# [DIRECTION]
Print the listing below in its entirety, character for character.

# [EXERCISE MATERIALS]
====================

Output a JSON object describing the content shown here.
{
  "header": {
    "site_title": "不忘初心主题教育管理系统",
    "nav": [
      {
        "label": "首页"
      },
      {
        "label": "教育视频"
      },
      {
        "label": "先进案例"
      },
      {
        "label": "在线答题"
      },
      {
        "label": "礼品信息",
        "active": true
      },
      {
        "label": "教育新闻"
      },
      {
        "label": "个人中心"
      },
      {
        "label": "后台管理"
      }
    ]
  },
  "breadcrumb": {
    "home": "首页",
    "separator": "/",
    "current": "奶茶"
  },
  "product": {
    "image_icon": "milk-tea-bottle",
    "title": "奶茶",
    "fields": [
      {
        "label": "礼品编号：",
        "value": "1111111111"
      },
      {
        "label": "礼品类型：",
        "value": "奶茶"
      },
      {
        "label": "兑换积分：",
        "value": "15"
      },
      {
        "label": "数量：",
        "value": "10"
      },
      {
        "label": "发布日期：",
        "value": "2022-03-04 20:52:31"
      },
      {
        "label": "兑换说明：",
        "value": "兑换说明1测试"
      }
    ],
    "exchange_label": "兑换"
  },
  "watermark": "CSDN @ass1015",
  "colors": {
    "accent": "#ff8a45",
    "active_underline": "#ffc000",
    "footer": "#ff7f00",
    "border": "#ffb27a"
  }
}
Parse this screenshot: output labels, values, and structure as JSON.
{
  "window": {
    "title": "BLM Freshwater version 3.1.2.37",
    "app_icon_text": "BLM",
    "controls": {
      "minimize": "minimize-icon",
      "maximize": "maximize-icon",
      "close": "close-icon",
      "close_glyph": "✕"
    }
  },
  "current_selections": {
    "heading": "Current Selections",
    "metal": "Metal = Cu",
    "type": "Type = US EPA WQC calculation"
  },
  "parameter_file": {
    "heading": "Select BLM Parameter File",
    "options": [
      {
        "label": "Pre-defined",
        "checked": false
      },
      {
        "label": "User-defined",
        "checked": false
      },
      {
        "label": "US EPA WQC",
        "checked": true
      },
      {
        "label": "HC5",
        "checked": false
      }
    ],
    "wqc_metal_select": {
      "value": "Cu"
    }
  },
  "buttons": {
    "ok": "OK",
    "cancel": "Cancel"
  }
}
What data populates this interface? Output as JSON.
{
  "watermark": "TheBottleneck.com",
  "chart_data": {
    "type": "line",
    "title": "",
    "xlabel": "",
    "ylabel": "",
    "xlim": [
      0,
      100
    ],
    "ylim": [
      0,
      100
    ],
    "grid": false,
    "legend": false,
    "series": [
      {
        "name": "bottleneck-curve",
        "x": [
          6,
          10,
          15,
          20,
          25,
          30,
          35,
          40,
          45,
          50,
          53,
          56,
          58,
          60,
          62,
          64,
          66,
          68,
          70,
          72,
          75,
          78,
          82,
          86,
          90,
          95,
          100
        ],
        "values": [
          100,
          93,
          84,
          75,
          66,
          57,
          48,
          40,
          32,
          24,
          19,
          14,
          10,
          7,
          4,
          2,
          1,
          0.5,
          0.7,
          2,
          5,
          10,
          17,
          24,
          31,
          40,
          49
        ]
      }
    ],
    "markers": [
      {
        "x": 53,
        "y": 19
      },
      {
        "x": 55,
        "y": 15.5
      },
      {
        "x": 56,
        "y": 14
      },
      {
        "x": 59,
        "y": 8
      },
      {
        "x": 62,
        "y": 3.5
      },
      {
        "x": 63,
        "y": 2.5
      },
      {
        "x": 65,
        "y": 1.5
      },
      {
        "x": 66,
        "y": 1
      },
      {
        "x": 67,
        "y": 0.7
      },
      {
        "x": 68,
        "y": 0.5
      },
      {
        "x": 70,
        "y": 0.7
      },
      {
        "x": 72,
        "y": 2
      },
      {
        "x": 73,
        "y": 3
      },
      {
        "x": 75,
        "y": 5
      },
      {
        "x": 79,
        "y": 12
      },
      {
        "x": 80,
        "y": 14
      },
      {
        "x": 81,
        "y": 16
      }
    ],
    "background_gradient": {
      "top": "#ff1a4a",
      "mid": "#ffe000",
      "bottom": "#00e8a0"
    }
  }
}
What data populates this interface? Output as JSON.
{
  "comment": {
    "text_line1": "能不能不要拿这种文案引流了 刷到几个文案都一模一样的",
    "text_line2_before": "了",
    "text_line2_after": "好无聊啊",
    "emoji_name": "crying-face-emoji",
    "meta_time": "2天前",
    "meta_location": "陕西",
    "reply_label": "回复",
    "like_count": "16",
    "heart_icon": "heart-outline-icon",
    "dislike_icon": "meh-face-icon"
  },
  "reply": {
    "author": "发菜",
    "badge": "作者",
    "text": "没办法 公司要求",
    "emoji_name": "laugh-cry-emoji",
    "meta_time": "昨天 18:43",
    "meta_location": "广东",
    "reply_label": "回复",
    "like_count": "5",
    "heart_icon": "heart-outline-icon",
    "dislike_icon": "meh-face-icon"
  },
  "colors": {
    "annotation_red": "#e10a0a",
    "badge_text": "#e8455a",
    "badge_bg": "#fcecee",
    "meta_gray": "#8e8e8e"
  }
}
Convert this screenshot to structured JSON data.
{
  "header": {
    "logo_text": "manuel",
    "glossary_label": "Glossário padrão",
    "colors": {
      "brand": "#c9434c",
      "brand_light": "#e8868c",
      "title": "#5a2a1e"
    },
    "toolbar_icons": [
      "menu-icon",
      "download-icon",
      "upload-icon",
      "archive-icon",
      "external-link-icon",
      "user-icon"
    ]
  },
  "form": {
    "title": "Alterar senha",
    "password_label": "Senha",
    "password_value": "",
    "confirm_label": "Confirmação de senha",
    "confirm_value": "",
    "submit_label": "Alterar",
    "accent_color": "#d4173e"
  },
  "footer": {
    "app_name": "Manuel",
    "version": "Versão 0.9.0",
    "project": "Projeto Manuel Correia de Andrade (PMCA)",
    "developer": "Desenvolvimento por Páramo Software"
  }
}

====================

# [SOLUTION FOR THIS EXERCISE]
Output a JSON object describing the content shown here.
{
  "header": {
    "site_title": "不忘初心主题教育管理系统",
    "nav": [
      {
        "label": "首页"
      },
      {
        "label": "教育视频"
      },
      {
        "label": "先进案例"
      },
      {
        "label": "在线答题"
      },
      {
        "label": "礼品信息",
        "active": true
      },
      {
        "label": "教育新闻"
      },
      {
        "label": "个人中心"
      },
      {
        "label": "后台管理"
      }
    ]
  },
  "breadcrumb": {
    "home": "首页",
    "separator": "/",
    "current": "奶茶"
  },
  "product": {
    "image_icon": "milk-tea-bottle",
    "title": "奶茶",
    "fields": [
      {
        "label": "礼品编号：",
        "value": "1111111111"
      },
      {
        "label": "礼品类型：",
        "value": "奶茶"
      },
      {
        "label": "兑换积分：",
        "value": "15"
      },
      {
        "label": "数量：",
        "value": "10"
      },
      {
        "label": "发布日期：",
        "value": "2022-03-04 20:52:31"
      },
      {
        "label": "兑换说明：",
        "value": "兑换说明1测试"
      }
    ],
    "exchange_label": "兑换"
  },
  "watermark": "CSDN @ass1015",
  "colors": {
    "accent": "#ff8a45",
    "active_underline": "#ffc000",
    "footer": "#ff7f00",
    "border": "#ffb27a"
  }
}
Parse this screenshot: output labels, values, and structure as JSON.
{
  "window": {
    "title": "BLM Freshwater version 3.1.2.37",
    "app_icon_text": "BLM",
    "controls": {
      "minimize": "minimize-icon",
      "maximize": "maximize-icon",
      "close": "close-icon",
      "close_glyph": "✕"
    }
  },
  "current_selections": {
    "heading": "Current Selections",
    "metal": "Metal = Cu",
    "type": "Type = US EPA WQC calculation"
  },
  "parameter_file": {
    "heading": "Select BLM Parameter File",
    "options": [
      {
        "label": "Pre-defined",
        "checked": false
      },
      {
        "label": "User-defined",
        "checked": false
      },
      {
        "label": "US EPA WQC",
        "checked": true
      },
      {
        "label": "HC5",
        "checked": false
      }
    ],
    "wqc_metal_select": {
      "value": "Cu"
    }
  },
  "buttons": {
    "ok": "OK",
    "cancel": "Cancel"
  }
}
What data populates this interface? Output as JSON.
{
  "watermark": "TheBottleneck.com",
  "chart_data": {
    "type": "line",
    "title": "",
    "xlabel": "",
    "ylabel": "",
    "xlim": [
      0,
      100
    ],
    "ylim": [
      0,
      100
    ],
    "grid": false,
    "legend": false,
    "series": [
      {
        "name": "bottleneck-curve",
        "x": [
          6,
          10,
          15,
          20,
          25,
          30,
          35,
          40,
          45,
          50,
          53,
          56,
          58,
          60,
          62,
          64,
          66,
          68,
          70,
          72,
          75,
          78,
          82,
          86,
          90,
          95,
          100
        ],
        "values": [
          100,
          93,
          84,
          75,
          66,
          57,
          48,
          40,
          32,
          24,
          19,
          14,
          10,
          7,
          4,
          2,
          1,
          0.5,
          0.7,
          2,
          5,
          10,
          17,
          24,
          31,
          40,
          49
        ]
      }
    ],
    "markers": [
      {
        "x": 53,
        "y": 19
      },
      {
        "x": 55,
        "y": 15.5
      },
      {
        "x": 56,
        "y": 14
      },
      {
        "x": 59,
        "y": 8
      },
      {
        "x": 62,
        "y": 3.5
      },
      {
        "x": 63,
        "y": 2.5
      },
      {
        "x": 65,
        "y": 1.5
      },
      {
        "x": 66,
        "y": 1
      },
      {
        "x": 67,
        "y": 0.7
      },
      {
        "x": 68,
        "y": 0.5
      },
      {
        "x": 70,
        "y": 0.7
      },
      {
        "x": 72,
        "y": 2
      },
      {
        "x": 73,
        "y": 3
      },
      {
        "x": 75,
        "y": 5
      },
      {
        "x": 79,
        "y": 12
      },
      {
        "x": 80,
        "y": 14
      },
      {
        "x": 81,
        "y": 16
      }
    ],
    "background_gradient": {
      "top": "#ff1a4a",
      "mid": "#ffe000",
      "bottom": "#00e8a0"
    }
  }
}
What data populates this interface? Output as JSON.
{
  "comment": {
    "text_line1": "能不能不要拿这种文案引流了 刷到几个文案都一模一样的",
    "text_line2_before": "了",
    "text_line2_after": "好无聊啊",
    "emoji_name": "crying-face-emoji",
    "meta_time": "2天前",
    "meta_location": "陕西",
    "reply_label": "回复",
    "like_count": "16",
    "heart_icon": "heart-outline-icon",
    "dislike_icon": "meh-face-icon"
  },
  "reply": {
    "author": "发菜",
    "badge": "作者",
    "text": "没办法 公司要求",
    "emoji_name": "laugh-cry-emoji",
    "meta_time": "昨天 18:43",
    "meta_location": "广东",
    "reply_label": "回复",
    "like_count": "5",
    "heart_icon": "heart-outline-icon",
    "dislike_icon": "meh-face-icon"
  },
  "colors": {
    "annotation_red": "#e10a0a",
    "badge_text": "#e8455a",
    "badge_bg": "#fcecee",
    "meta_gray": "#8e8e8e"
  }
}
Convert this screenshot to structured JSON data.
{
  "header": {
    "logo_text": "manuel",
    "glossary_label": "Glossário padrão",
    "colors": {
      "brand": "#c9434c",
      "brand_light": "#e8868c",
      "title": "#5a2a1e"
    },
    "toolbar_icons": [
      "menu-icon",
      "download-icon",
      "upload-icon",
      "archive-icon",
      "external-link-icon",
      "user-icon"
    ]
  },
  "form": {
    "title": "Alterar senha",
    "password_label": "Senha",
    "password_value": "",
    "confirm_label": "Confirmação de senha",
    "confirm_value": "",
    "submit_label": "Alterar",
    "accent_color": "#d4173e"
  },
  "footer": {
    "app_name": "Manuel",
    "version": "Versão 0.9.0",
    "project": "Projeto Manuel Correia de Andrade (PMCA)",
    "developer": "Desenvolvimento por Páramo Software"
  }
}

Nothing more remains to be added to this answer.